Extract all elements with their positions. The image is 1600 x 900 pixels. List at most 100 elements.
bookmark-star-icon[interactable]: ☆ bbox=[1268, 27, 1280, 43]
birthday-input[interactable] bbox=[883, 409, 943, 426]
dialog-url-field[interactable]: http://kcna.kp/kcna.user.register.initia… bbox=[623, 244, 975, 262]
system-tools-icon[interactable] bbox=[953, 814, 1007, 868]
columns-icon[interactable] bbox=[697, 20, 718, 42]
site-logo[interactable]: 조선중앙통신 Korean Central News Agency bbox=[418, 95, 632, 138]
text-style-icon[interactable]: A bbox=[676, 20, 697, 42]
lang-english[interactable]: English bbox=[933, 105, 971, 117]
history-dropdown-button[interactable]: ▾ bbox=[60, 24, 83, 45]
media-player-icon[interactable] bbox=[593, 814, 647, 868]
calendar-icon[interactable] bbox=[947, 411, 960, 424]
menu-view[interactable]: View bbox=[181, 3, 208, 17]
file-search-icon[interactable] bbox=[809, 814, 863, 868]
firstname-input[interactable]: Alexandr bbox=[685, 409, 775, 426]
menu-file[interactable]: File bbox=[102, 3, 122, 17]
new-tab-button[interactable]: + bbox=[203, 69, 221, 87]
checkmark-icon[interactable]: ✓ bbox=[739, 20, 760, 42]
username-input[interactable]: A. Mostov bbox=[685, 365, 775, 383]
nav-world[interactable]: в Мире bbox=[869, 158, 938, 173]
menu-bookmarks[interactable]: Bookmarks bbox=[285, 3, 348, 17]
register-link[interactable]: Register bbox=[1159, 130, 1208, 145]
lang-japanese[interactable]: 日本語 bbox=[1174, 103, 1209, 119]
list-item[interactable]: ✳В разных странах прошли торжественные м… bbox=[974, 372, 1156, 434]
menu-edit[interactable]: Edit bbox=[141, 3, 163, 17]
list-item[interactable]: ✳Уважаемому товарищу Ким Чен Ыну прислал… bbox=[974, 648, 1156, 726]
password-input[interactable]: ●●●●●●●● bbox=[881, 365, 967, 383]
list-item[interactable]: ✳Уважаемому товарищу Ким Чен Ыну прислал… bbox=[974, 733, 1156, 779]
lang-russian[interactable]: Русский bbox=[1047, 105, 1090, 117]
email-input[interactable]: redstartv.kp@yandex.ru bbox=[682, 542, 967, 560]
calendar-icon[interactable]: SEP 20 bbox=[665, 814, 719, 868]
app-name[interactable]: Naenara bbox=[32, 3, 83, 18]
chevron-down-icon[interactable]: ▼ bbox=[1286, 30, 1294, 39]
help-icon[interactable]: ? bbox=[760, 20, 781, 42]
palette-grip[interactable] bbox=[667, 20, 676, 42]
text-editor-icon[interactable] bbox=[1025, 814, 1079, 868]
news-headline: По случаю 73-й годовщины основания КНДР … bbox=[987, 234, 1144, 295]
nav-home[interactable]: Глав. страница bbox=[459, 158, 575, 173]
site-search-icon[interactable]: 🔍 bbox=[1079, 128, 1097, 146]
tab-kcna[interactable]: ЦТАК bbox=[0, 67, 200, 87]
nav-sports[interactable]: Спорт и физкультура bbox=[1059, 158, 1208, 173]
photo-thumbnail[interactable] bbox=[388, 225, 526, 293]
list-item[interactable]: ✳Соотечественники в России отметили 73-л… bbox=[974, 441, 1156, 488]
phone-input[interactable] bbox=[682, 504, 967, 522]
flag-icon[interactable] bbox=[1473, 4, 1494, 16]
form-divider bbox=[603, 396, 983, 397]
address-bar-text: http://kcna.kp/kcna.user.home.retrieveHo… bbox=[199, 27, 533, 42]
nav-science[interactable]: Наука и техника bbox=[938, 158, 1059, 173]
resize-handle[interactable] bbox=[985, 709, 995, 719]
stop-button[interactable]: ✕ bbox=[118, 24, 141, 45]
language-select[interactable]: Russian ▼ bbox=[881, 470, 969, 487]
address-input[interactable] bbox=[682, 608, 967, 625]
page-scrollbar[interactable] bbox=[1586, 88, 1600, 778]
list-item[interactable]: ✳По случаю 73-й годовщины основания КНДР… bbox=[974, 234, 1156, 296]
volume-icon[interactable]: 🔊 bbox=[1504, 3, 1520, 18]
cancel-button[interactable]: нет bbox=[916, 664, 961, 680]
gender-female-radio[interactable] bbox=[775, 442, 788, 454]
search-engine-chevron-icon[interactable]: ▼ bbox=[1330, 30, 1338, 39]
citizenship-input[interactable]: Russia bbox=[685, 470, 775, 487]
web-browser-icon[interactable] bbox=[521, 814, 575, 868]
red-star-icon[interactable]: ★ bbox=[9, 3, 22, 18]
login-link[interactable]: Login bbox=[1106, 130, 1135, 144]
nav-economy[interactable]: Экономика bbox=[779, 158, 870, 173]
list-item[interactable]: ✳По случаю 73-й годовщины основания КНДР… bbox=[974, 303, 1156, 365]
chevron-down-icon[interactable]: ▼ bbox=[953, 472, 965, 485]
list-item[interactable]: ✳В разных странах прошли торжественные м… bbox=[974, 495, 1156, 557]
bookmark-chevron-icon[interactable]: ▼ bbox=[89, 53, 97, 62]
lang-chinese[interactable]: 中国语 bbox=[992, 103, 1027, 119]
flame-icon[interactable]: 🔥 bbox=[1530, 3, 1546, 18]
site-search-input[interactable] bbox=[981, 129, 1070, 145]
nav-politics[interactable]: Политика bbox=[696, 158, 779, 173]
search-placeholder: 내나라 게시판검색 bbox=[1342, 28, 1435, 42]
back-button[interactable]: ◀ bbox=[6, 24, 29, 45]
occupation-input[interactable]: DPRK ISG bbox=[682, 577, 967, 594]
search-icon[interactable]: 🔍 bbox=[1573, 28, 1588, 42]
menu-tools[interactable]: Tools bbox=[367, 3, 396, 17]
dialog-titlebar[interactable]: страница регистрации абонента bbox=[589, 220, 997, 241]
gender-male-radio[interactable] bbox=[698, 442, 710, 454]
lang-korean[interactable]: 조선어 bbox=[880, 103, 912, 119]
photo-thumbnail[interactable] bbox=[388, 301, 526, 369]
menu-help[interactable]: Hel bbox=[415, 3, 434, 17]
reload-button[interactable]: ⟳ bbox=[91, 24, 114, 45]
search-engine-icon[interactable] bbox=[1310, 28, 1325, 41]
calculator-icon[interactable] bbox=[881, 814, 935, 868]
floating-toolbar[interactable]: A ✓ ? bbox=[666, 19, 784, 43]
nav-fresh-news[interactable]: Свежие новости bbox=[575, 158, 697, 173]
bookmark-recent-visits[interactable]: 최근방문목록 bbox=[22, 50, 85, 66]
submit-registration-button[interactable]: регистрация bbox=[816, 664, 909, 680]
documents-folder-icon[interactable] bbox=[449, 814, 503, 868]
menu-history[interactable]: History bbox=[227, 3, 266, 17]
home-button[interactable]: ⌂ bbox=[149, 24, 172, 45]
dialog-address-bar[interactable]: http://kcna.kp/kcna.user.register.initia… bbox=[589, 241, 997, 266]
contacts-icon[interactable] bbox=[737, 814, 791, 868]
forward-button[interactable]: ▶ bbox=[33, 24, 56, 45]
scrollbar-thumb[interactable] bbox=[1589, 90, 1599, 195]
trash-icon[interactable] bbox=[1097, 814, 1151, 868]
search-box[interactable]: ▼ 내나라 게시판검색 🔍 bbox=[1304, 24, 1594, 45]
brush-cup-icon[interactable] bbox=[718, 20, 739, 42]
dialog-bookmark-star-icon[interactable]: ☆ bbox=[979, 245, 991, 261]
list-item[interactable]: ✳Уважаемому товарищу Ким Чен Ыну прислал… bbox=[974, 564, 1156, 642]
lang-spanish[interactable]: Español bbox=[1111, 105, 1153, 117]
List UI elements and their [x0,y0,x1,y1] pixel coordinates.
---
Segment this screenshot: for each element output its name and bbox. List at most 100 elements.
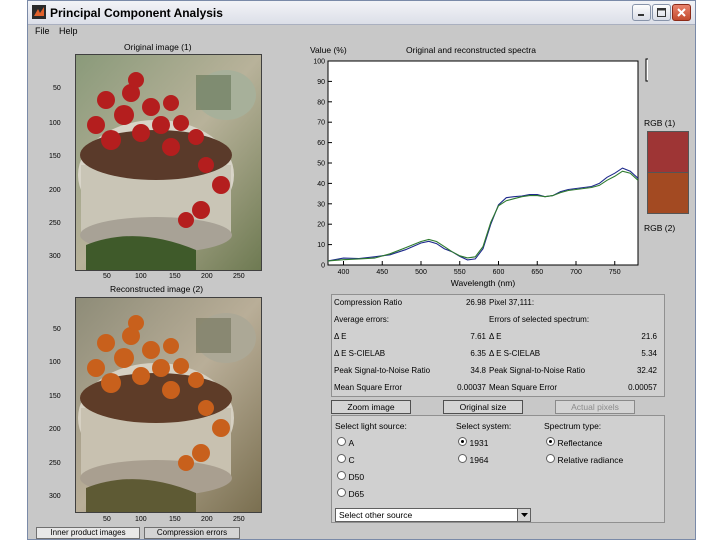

**EXERCISE DETAILS:**
In the listing, rewrite the lines from the line with "Extract all elements" to the line with "244, 975, 262]", replacing "positions" with "locations" and keeping everything else the same. Give only those lines.

**FULL ANSWER:**
Extract all elements with their locations. The image is 1600 x 900 pixels. List at most 100 elements.
bookmark-star-icon[interactable]: ☆ bbox=[1268, 27, 1280, 43]
birthday-input[interactable] bbox=[883, 409, 943, 426]
dialog-url-field[interactable]: http://kcna.kp/kcna.user.register.initia… bbox=[623, 244, 975, 262]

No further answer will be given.